Aim of the task
Make a verbatim copy of the entries below; pictures stay out.

* BEGIN Provided data *

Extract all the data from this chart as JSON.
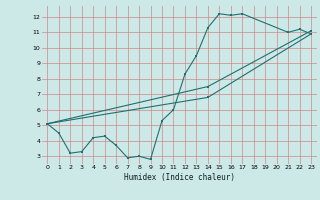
{
  "title": "",
  "xlabel": "Humidex (Indice chaleur)",
  "xlim": [
    -0.5,
    23.5
  ],
  "ylim": [
    2.5,
    12.7
  ],
  "yticks": [
    3,
    4,
    5,
    6,
    7,
    8,
    9,
    10,
    11,
    12
  ],
  "xticks": [
    0,
    1,
    2,
    3,
    4,
    5,
    6,
    7,
    8,
    9,
    10,
    11,
    12,
    13,
    14,
    15,
    16,
    17,
    18,
    19,
    20,
    21,
    22,
    23
  ],
  "bg_color": "#cce9e8",
  "grid_color": "#d08888",
  "line_color": "#207070",
  "line1_x": [
    0,
    1,
    2,
    3,
    4,
    5,
    6,
    7,
    8,
    9,
    10,
    11,
    12,
    13,
    14,
    15,
    16,
    17,
    21,
    22,
    23
  ],
  "line1_y": [
    5.1,
    4.5,
    3.2,
    3.3,
    4.2,
    4.3,
    3.7,
    2.9,
    3.0,
    2.8,
    5.3,
    6.0,
    8.3,
    9.5,
    11.3,
    12.2,
    12.1,
    12.2,
    11.0,
    11.2,
    10.9
  ],
  "line2_x": [
    0,
    14,
    23
  ],
  "line2_y": [
    5.1,
    7.5,
    11.1
  ],
  "line3_x": [
    0,
    14,
    23
  ],
  "line3_y": [
    5.1,
    6.8,
    10.9
  ]
}
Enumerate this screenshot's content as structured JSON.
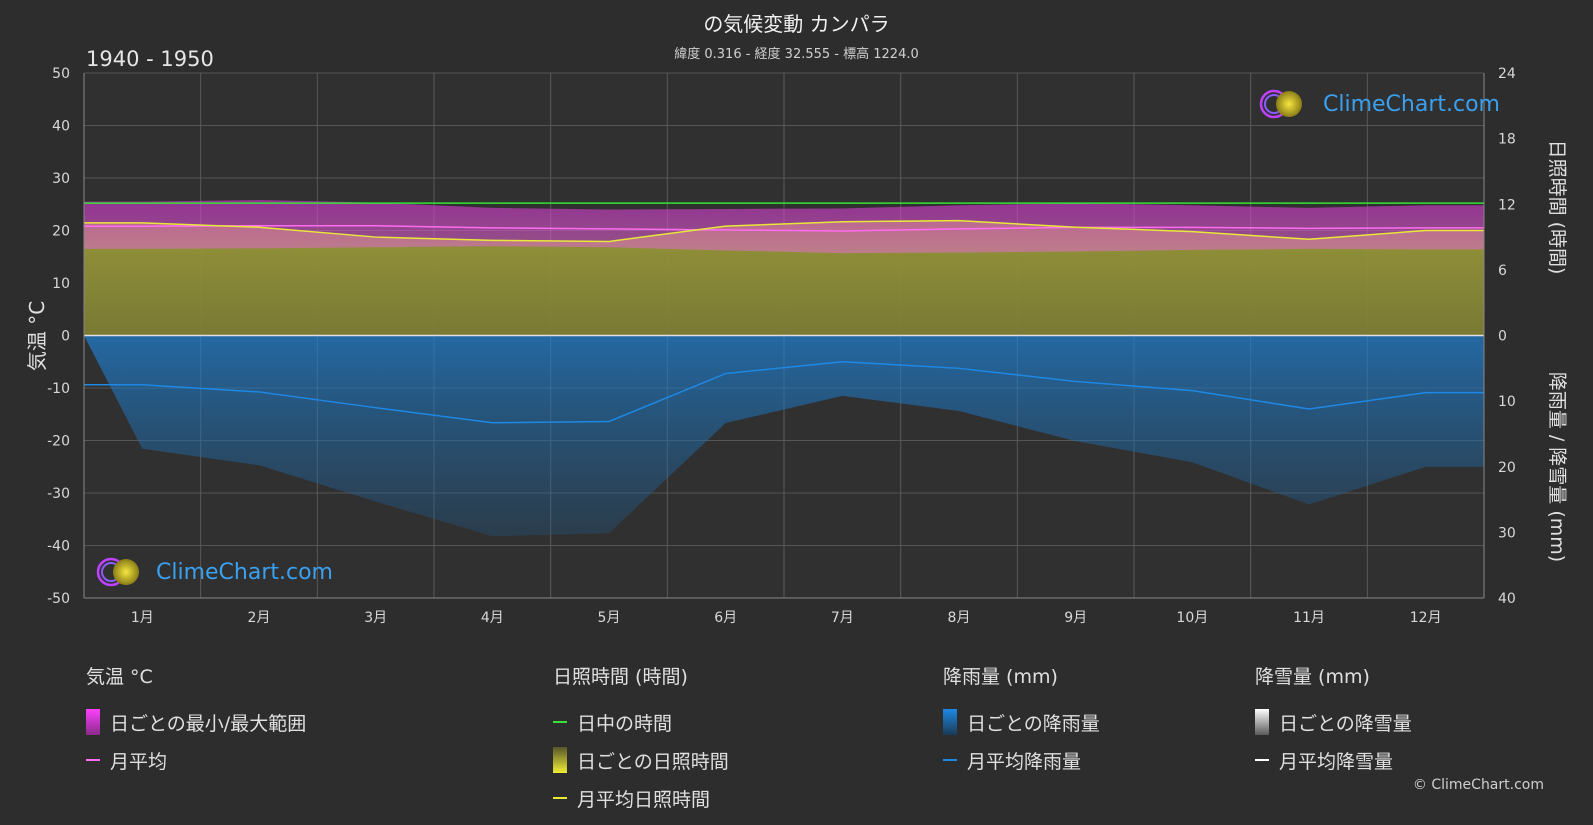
{
  "title": "の気候変動 カンパラ",
  "subtitle": "緯度 0.316 - 経度 32.555 - 標高 1224.0",
  "period": "1940 - 1950",
  "brand": "ClimeChart.com",
  "copyright": "© ClimeChart.com",
  "colors": {
    "background": "#2d2d2d",
    "temp_range": "#ff3ce6",
    "temp_avg": "#ff6cf0",
    "daylight": "#36e336",
    "sunshine": "#e8e83a",
    "rain": "#1e88e5",
    "snow": "#ffffff"
  },
  "legend": {
    "temperature": {
      "title": "気温 °C",
      "range_label": "日ごとの最小/最大範囲",
      "avg_label": "月平均"
    },
    "sunshine": {
      "title": "日照時間 (時間)",
      "daylight_label": "日中の時間",
      "daily_label": "日ごとの日照時間",
      "avg_label": "月平均日照時間"
    },
    "rain": {
      "title": "降雨量 (mm)",
      "daily_label": "日ごとの降雨量",
      "avg_label": "月平均降雨量"
    },
    "snow": {
      "title": "降雪量 (mm)",
      "daily_label": "日ごとの降雪量",
      "avg_label": "月平均降雪量"
    }
  },
  "chart_data": {
    "type": "area",
    "categories": [
      "1月",
      "2月",
      "3月",
      "4月",
      "5月",
      "6月",
      "7月",
      "8月",
      "9月",
      "10月",
      "11月",
      "12月"
    ],
    "y_left": {
      "label": "気温 °C",
      "range": [
        -50,
        50
      ],
      "ticks": [
        50,
        40,
        30,
        20,
        10,
        0,
        -10,
        -20,
        -30,
        -40,
        -50
      ]
    },
    "y_right_top": {
      "label": "日照時間 (時間)",
      "range": [
        0,
        24
      ],
      "ticks": [
        24,
        18,
        12,
        6,
        0
      ]
    },
    "y_right_bottom": {
      "label": "降雨量 / 降雪量 (mm)",
      "range": [
        0,
        40
      ],
      "ticks": [
        0,
        10,
        20,
        30,
        40
      ]
    },
    "series": [
      {
        "name": "月平均",
        "axis": "temperature",
        "values": [
          20.8,
          20.9,
          20.9,
          20.5,
          20.3,
          20.1,
          19.9,
          20.3,
          20.6,
          20.6,
          20.4,
          20.5
        ]
      },
      {
        "name": "日ごとの最小/最大範囲 (min)",
        "axis": "temperature",
        "values": [
          16.5,
          16.6,
          16.8,
          17.0,
          16.8,
          16.2,
          15.7,
          15.8,
          16.0,
          16.3,
          16.5,
          16.4
        ]
      },
      {
        "name": "日ごとの最小/最大範囲 (max)",
        "axis": "temperature",
        "values": [
          25.5,
          25.8,
          25.3,
          24.3,
          24.0,
          24.1,
          24.2,
          24.8,
          25.2,
          24.8,
          24.3,
          24.8
        ]
      },
      {
        "name": "日中の時間",
        "axis": "sunshine",
        "values": [
          12.1,
          12.1,
          12.1,
          12.1,
          12.1,
          12.1,
          12.1,
          12.1,
          12.1,
          12.1,
          12.1,
          12.1
        ]
      },
      {
        "name": "月平均日照時間",
        "axis": "sunshine",
        "values": [
          10.3,
          9.9,
          9.0,
          8.7,
          8.6,
          10.0,
          10.4,
          10.5,
          9.9,
          9.5,
          8.8,
          9.6
        ]
      },
      {
        "name": "月平均降雨量",
        "axis": "rain",
        "values": [
          7.5,
          8.6,
          11.0,
          13.3,
          13.1,
          5.8,
          4.0,
          5.0,
          7.0,
          8.4,
          11.2,
          8.7
        ]
      },
      {
        "name": "月平均降雪量",
        "axis": "snow",
        "values": [
          0,
          0,
          0,
          0,
          0,
          0,
          0,
          0,
          0,
          0,
          0,
          0
        ]
      }
    ],
    "grid": true,
    "legend_position": "bottom"
  }
}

* END Provided data *

Response to the exercise
Extract all the data from this chart as JSON.
{
  "title": "",
  "xlabel": "Humidex (Indice chaleur)",
  "xlim": [
    -0.5,
    23.5
  ],
  "ylim": [
    2.5,
    12.7
  ],
  "yticks": [
    3,
    4,
    5,
    6,
    7,
    8,
    9,
    10,
    11,
    12
  ],
  "xticks": [
    0,
    1,
    2,
    3,
    4,
    5,
    6,
    7,
    8,
    9,
    10,
    11,
    12,
    13,
    14,
    15,
    16,
    17,
    18,
    19,
    20,
    21,
    22,
    23
  ],
  "bg_color": "#cce9e8",
  "grid_color": "#d08888",
  "line_color": "#207070",
  "line1_x": [
    0,
    1,
    2,
    3,
    4,
    5,
    6,
    7,
    8,
    9,
    10,
    11,
    12,
    13,
    14,
    15,
    16,
    17,
    21,
    22,
    23
  ],
  "line1_y": [
    5.1,
    4.5,
    3.2,
    3.3,
    4.2,
    4.3,
    3.7,
    2.9,
    3.0,
    2.8,
    5.3,
    6.0,
    8.3,
    9.5,
    11.3,
    12.2,
    12.1,
    12.2,
    11.0,
    11.2,
    10.9
  ],
  "line2_x": [
    0,
    14,
    23
  ],
  "line2_y": [
    5.1,
    7.5,
    11.1
  ],
  "line3_x": [
    0,
    14,
    23
  ],
  "line3_y": [
    5.1,
    6.8,
    10.9
  ]
}
Enumerate this screenshot's content as structured JSON.
{
  "title": "の気候変動 カンパラ",
  "subtitle": "緯度 0.316 - 経度 32.555 - 標高 1224.0",
  "period": "1940 - 1950",
  "brand": "ClimeChart.com",
  "copyright": "© ClimeChart.com",
  "colors": {
    "background": "#2d2d2d",
    "temp_range": "#ff3ce6",
    "temp_avg": "#ff6cf0",
    "daylight": "#36e336",
    "sunshine": "#e8e83a",
    "rain": "#1e88e5",
    "snow": "#ffffff"
  },
  "legend": {
    "temperature": {
      "title": "気温 °C",
      "range_label": "日ごとの最小/最大範囲",
      "avg_label": "月平均"
    },
    "sunshine": {
      "title": "日照時間 (時間)",
      "daylight_label": "日中の時間",
      "daily_label": "日ごとの日照時間",
      "avg_label": "月平均日照時間"
    },
    "rain": {
      "title": "降雨量 (mm)",
      "daily_label": "日ごとの降雨量",
      "avg_label": "月平均降雨量"
    },
    "snow": {
      "title": "降雪量 (mm)",
      "daily_label": "日ごとの降雪量",
      "avg_label": "月平均降雪量"
    }
  },
  "chart_data": {
    "type": "area",
    "categories": [
      "1月",
      "2月",
      "3月",
      "4月",
      "5月",
      "6月",
      "7月",
      "8月",
      "9月",
      "10月",
      "11月",
      "12月"
    ],
    "y_left": {
      "label": "気温 °C",
      "range": [
        -50,
        50
      ],
      "ticks": [
        50,
        40,
        30,
        20,
        10,
        0,
        -10,
        -20,
        -30,
        -40,
        -50
      ]
    },
    "y_right_top": {
      "label": "日照時間 (時間)",
      "range": [
        0,
        24
      ],
      "ticks": [
        24,
        18,
        12,
        6,
        0
      ]
    },
    "y_right_bottom": {
      "label": "降雨量 / 降雪量 (mm)",
      "range": [
        0,
        40
      ],
      "ticks": [
        0,
        10,
        20,
        30,
        40
      ]
    },
    "series": [
      {
        "name": "月平均",
        "axis": "temperature",
        "values": [
          20.8,
          20.9,
          20.9,
          20.5,
          20.3,
          20.1,
          19.9,
          20.3,
          20.6,
          20.6,
          20.4,
          20.5
        ]
      },
      {
        "name": "日ごとの最小/最大範囲 (min)",
        "axis": "temperature",
        "values": [
          16.5,
          16.6,
          16.8,
          17.0,
          16.8,
          16.2,
          15.7,
          15.8,
          16.0,
          16.3,
          16.5,
          16.4
        ]
      },
      {
        "name": "日ごとの最小/最大範囲 (max)",
        "axis": "temperature",
        "values": [
          25.5,
          25.8,
          25.3,
          24.3,
          24.0,
          24.1,
          24.2,
          24.8,
          25.2,
          24.8,
          24.3,
          24.8
        ]
      },
      {
        "name": "日中の時間",
        "axis": "sunshine",
        "values": [
          12.1,
          12.1,
          12.1,
          12.1,
          12.1,
          12.1,
          12.1,
          12.1,
          12.1,
          12.1,
          12.1,
          12.1
        ]
      },
      {
        "name": "月平均日照時間",
        "axis": "sunshine",
        "values": [
          10.3,
          9.9,
          9.0,
          8.7,
          8.6,
          10.0,
          10.4,
          10.5,
          9.9,
          9.5,
          8.8,
          9.6
        ]
      },
      {
        "name": "月平均降雨量",
        "axis": "rain",
        "values": [
          7.5,
          8.6,
          11.0,
          13.3,
          13.1,
          5.8,
          4.0,
          5.0,
          7.0,
          8.4,
          11.2,
          8.7
        ]
      },
      {
        "name": "月平均降雪量",
        "axis": "snow",
        "values": [
          0,
          0,
          0,
          0,
          0,
          0,
          0,
          0,
          0,
          0,
          0,
          0
        ]
      }
    ],
    "grid": true,
    "legend_position": "bottom"
  }
}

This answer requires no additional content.